* PROVIDED DATA *

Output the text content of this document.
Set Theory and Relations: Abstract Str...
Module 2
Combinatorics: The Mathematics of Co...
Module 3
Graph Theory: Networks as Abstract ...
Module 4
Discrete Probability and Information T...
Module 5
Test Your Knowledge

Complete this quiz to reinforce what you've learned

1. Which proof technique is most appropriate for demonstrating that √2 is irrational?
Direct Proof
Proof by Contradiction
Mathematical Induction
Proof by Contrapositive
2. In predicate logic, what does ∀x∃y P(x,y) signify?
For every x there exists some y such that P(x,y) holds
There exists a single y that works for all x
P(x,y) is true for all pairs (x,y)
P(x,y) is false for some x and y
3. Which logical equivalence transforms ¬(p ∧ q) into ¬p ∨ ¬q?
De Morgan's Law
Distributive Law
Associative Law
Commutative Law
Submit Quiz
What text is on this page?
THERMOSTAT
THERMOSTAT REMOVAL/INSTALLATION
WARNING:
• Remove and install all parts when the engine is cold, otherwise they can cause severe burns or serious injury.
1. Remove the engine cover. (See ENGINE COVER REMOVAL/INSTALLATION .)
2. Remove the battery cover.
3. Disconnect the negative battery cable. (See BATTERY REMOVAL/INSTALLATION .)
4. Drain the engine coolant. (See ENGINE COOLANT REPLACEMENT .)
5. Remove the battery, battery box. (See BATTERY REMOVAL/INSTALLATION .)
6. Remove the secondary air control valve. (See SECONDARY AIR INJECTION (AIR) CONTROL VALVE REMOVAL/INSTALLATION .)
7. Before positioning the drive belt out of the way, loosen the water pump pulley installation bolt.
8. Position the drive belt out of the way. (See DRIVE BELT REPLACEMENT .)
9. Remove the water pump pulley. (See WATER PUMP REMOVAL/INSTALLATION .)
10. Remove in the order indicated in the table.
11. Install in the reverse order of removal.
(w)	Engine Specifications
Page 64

* DIRECTION *
Among the entries above, identify all lines with "order" and copy them.

* REPLY *
10. Remove in the order indicated in the table.
11. Install in the reverse order of removal.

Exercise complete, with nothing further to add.